BEGIN RECORDS SUPPLIED
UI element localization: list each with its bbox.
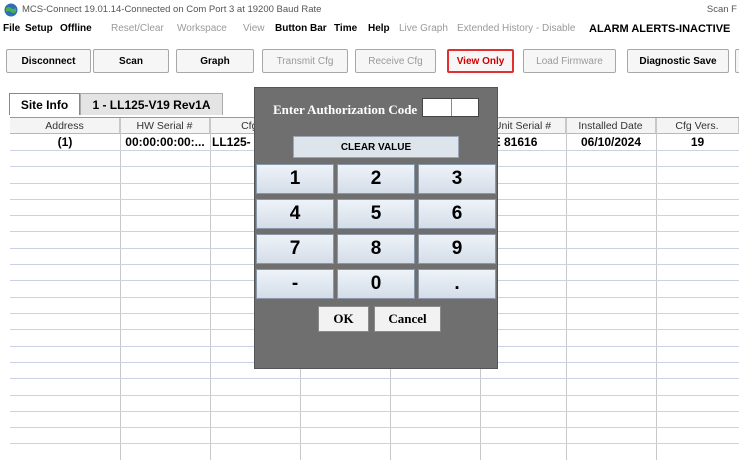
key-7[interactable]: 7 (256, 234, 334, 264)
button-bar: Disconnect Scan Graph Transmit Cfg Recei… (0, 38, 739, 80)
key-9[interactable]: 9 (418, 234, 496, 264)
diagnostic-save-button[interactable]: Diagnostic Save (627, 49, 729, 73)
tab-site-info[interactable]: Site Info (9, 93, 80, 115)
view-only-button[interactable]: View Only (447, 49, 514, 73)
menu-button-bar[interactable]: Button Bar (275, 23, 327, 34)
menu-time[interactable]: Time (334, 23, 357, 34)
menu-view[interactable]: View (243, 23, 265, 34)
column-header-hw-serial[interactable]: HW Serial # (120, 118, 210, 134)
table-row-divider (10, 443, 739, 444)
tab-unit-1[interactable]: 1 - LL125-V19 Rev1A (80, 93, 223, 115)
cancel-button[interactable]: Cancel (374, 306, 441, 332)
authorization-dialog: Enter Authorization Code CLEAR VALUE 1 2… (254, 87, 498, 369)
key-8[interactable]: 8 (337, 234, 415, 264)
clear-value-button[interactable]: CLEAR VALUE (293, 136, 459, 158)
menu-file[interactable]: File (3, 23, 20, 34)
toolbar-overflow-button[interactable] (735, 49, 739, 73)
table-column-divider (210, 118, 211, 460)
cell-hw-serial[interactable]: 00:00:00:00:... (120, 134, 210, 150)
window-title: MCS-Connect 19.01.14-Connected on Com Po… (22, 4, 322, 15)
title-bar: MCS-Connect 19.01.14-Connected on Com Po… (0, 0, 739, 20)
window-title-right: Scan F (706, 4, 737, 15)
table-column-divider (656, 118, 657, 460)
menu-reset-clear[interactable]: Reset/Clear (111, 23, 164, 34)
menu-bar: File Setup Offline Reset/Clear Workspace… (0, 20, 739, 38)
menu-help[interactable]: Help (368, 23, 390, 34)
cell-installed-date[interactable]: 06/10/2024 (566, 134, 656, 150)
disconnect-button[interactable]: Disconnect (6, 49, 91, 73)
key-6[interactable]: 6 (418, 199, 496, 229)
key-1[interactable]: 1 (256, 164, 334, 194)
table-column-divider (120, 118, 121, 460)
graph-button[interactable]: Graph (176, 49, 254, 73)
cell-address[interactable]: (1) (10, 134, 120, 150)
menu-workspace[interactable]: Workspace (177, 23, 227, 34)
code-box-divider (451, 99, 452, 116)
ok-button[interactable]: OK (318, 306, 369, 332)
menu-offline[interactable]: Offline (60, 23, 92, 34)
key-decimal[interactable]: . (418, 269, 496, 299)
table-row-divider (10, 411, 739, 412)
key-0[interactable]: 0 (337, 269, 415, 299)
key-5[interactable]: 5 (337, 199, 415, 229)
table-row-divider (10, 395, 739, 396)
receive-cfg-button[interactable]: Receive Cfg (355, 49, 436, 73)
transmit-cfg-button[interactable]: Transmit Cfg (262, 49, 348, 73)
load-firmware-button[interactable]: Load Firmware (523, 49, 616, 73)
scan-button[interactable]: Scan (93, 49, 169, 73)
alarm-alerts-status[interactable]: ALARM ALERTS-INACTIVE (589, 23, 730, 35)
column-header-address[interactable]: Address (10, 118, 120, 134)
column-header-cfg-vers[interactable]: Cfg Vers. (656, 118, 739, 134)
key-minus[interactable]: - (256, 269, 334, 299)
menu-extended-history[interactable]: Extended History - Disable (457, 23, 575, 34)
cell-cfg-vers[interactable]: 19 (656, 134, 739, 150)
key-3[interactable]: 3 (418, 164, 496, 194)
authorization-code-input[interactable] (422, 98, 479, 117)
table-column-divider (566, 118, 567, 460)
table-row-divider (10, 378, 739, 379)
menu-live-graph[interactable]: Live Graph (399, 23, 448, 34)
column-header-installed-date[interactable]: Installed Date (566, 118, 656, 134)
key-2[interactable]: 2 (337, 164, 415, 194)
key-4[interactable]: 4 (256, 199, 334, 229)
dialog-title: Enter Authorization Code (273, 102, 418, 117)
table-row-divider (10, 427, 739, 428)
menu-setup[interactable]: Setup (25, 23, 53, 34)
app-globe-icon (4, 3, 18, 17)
END RECORDS SUPPLIED
BEGIN RECORDS SUPPLIED
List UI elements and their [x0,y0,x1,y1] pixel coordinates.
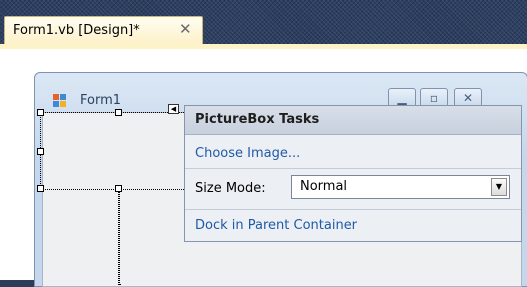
END RECORDS SUPPLIED
■ **GOAL**
Render the lines between the one holding "UI element localization: list" and the one holding "key-decimal[interactable]: . (418, 269, 496, 299)", inclusive, as a Markdown table with the columns Row and Line, leaving out blank lines and pictures.

■ **EXERCISE ANSWER**
| Row | Line |
|---|---|
| 1 | UI element localization: list each with its bbox. |
| 2 | key-7[interactable]: 7 (256, 234, 334, 264) |
| 3 | button-bar: Disconnect Scan Graph Transmit Cfg Recei… (0, 38, 739, 80) |
| 4 | key-9[interactable]: 9 (418, 234, 496, 264) |
| 5 | diagnostic-save-button[interactable]: Diagnostic Save (627, 49, 729, 73) |
| 6 | tab-site-info[interactable]: Site Info (9, 93, 80, 115) |
| 7 | view-only-button[interactable]: View Only (447, 49, 514, 73) |
| 8 | menu-button-bar[interactable]: Button Bar (275, 23, 327, 34) |
| 9 | menu-time[interactable]: Time (334, 23, 357, 34) |
| 10 | menu-view[interactable]: View (243, 23, 265, 34) |
| 11 | column-header-hw-serial[interactable]: HW Serial # (120, 118, 210, 134) |
| 12 | table-row-divider (10, 443, 739, 444) |
| 13 | tab-unit-1[interactable]: 1 - LL125-V19 Rev1A (80, 93, 223, 115) |
| 14 | cancel-button[interactable]: Cancel (374, 306, 441, 332) |
| 15 | authorization-dialog: Enter Authorization Code CLEAR VALUE 1 2… (254, 87, 498, 369) |
| 16 | key-8[interactable]: 8 (337, 234, 415, 264) |
| 17 | clear-value-button[interactable]: CLEAR VALUE (293, 136, 459, 158) |
| 18 | menu-file[interactable]: File (3, 23, 20, 34) |
| 19 | toolbar-overflow-button[interactable] (735, 49, 739, 73) |
| 20 | table-column-divider (210, 118, 211, 460) |
| 21 | cell-hw-serial[interactable]: 00:00:00:00:... (120, 134, 210, 150) |
| 22 | window-title: MCS-Connect 19.01.14-Connected on Com Po… (22, 4, 322, 15) |
| 23 | title-bar: MCS-Connect 19.01.14-Connected on Com Po… (0, 0, 739, 20) |
| 24 | window-title-right: Scan F (706, 4, 737, 15) |
| 25 | table-column-divider (656, 118, 657, 460) |
| 26 | menu-reset-clear[interactable]: Reset/Clear (111, 23, 164, 34) |
| 27 | menu-bar: File Setup Offline Reset/Clear Workspace… (0, 20, 739, 38) |
| 28 | menu-help[interactable]: Help (368, 23, 390, 34) |
| 29 | cell-installed-date[interactable]: 06/10/2024 (566, 134, 656, 150) |
| 30 | disconnect-button[interactable]: Disconnect (6, 49, 91, 73) |
| 31 | key-6[interactable]: 6 (418, 199, 496, 229) |
| 32 | key-1[interactable]: 1 (256, 164, 334, 194) |
| 33 | table-column-divider (120, 118, 121, 460) |
| 34 | graph-button[interactable]: Graph (176, 49, 254, 73) |
| 35 | cell-address[interactable]: (1) (10, 134, 120, 150) |
| 36 | menu-workspace[interactable]: Workspace (177, 23, 227, 34) |
| 37 | code-box-divider (451, 99, 452, 116) |
| 38 | ok-button[interactable]: OK (318, 306, 369, 332) |
| 39 | menu-offline[interactable]: Offline (60, 23, 92, 34) |
| 40 | key-decimal[interactable]: . (418, 269, 496, 299) |